Data records
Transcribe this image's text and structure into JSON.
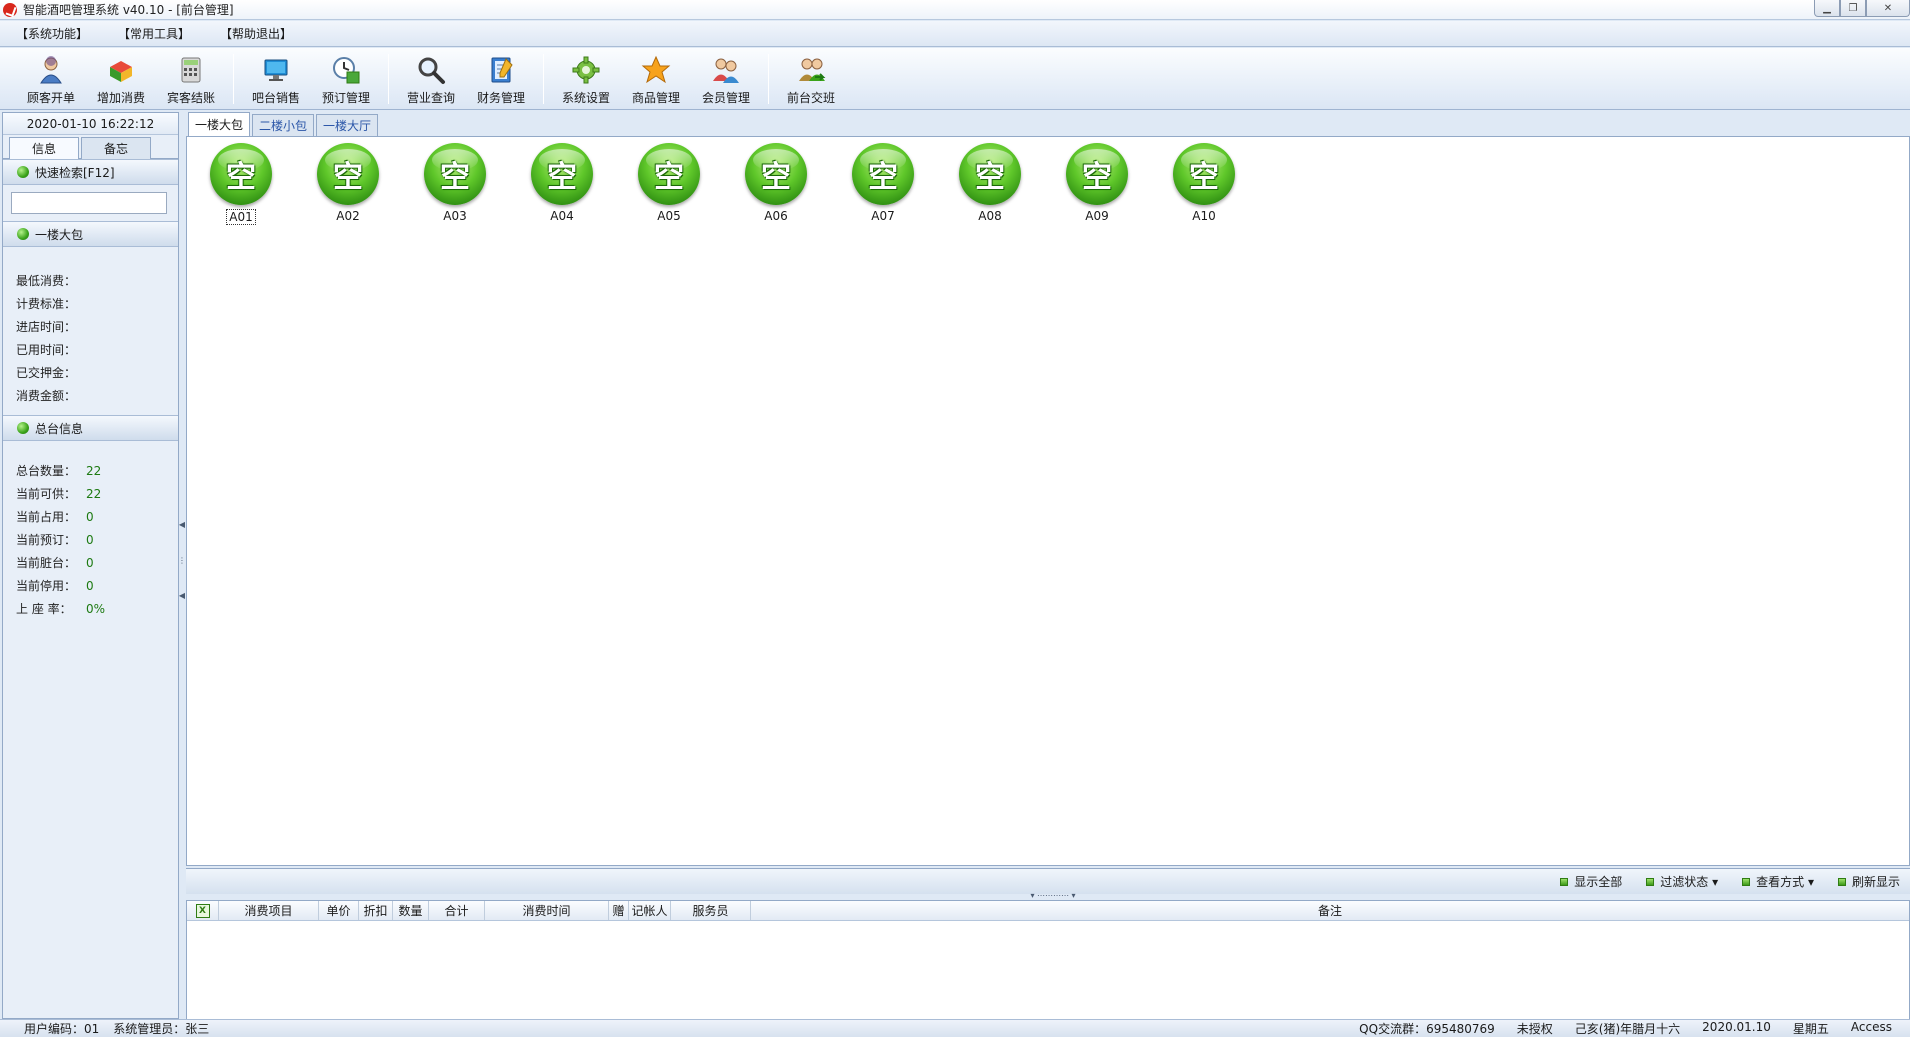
{
  "window": {
    "title": "智能酒吧管理系统 v40.10 - [前台管理]"
  },
  "menu": [
    "【系统功能】",
    "【常用工具】",
    "【帮助退出】"
  ],
  "toolbar": {
    "groups": [
      [
        {
          "label": "顾客开单",
          "icon": "customer-icon"
        },
        {
          "label": "增加消费",
          "icon": "add-consumption-icon"
        },
        {
          "label": "宾客结账",
          "icon": "calculator-icon"
        }
      ],
      [
        {
          "label": "吧台销售",
          "icon": "monitor-icon"
        },
        {
          "label": "预订管理",
          "icon": "clock-calendar-icon"
        }
      ],
      [
        {
          "label": "营业查询",
          "icon": "magnifier-icon"
        },
        {
          "label": "财务管理",
          "icon": "notebook-icon"
        }
      ],
      [
        {
          "label": "系统设置",
          "icon": "gear-icon"
        },
        {
          "label": "商品管理",
          "icon": "star-icon"
        },
        {
          "label": "会员管理",
          "icon": "members-icon"
        }
      ],
      [
        {
          "label": "前台交班",
          "icon": "shift-handover-icon"
        }
      ]
    ]
  },
  "left": {
    "datetime": "2020-01-10 16:22:12",
    "tabs": [
      "信息",
      "备忘"
    ],
    "quick_search": {
      "title": "快速检索[F12]",
      "value": ""
    },
    "room_section": {
      "title": "一楼大包",
      "fields": [
        "最低消费：",
        "计费标准：",
        "进店时间：",
        "已用时间：",
        "已交押金：",
        "消费金额："
      ]
    },
    "summary": {
      "title": "总台信息",
      "rows": [
        {
          "label": "总台数量：",
          "value": "22"
        },
        {
          "label": "当前可供：",
          "value": "22"
        },
        {
          "label": "当前占用：",
          "value": "0"
        },
        {
          "label": "当前预订：",
          "value": "0"
        },
        {
          "label": "当前脏台：",
          "value": "0"
        },
        {
          "label": "当前停用：",
          "value": "0"
        },
        {
          "label": "上 座 率：",
          "value": "0%"
        }
      ]
    }
  },
  "room_tabs": [
    "一楼大包",
    "二楼小包",
    "一楼大厅"
  ],
  "rooms": [
    {
      "name": "A01",
      "status": "空",
      "selected": true
    },
    {
      "name": "A02",
      "status": "空"
    },
    {
      "name": "A03",
      "status": "空"
    },
    {
      "name": "A04",
      "status": "空"
    },
    {
      "name": "A05",
      "status": "空"
    },
    {
      "name": "A06",
      "status": "空"
    },
    {
      "name": "A07",
      "status": "空"
    },
    {
      "name": "A08",
      "status": "空"
    },
    {
      "name": "A09",
      "status": "空"
    },
    {
      "name": "A10",
      "status": "空"
    }
  ],
  "filterbar": [
    "显示全部",
    "过滤状态 ▾",
    "查看方式 ▾",
    "刷新显示"
  ],
  "grid": {
    "columns": [
      "消费项目",
      "单价",
      "折扣",
      "数量",
      "合计",
      "消费时间",
      "赠",
      "记帐人",
      "服务员",
      "备注"
    ]
  },
  "status": {
    "left": [
      "用户编码：01",
      "系统管理员：张三"
    ],
    "right": [
      "QQ交流群：695480769",
      "未授权",
      "己亥(猪)年腊月十六",
      "2020.01.10",
      "星期五",
      "Access"
    ]
  },
  "colors": {
    "accent_green": "#3aa31a",
    "value_green": "#1d7a12",
    "panel_bg": "#e8eff8",
    "border": "#93a9c7"
  }
}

## Problem requirements
Working from the listing above, pick out every line that has "title" and copy it.

## Result for this task
    "title": "智能酒吧管理系统 v40.10 - [前台管理]"
      "title": "快速检索[F12]",
      "title": "一楼大包",
      "title": "总台信息",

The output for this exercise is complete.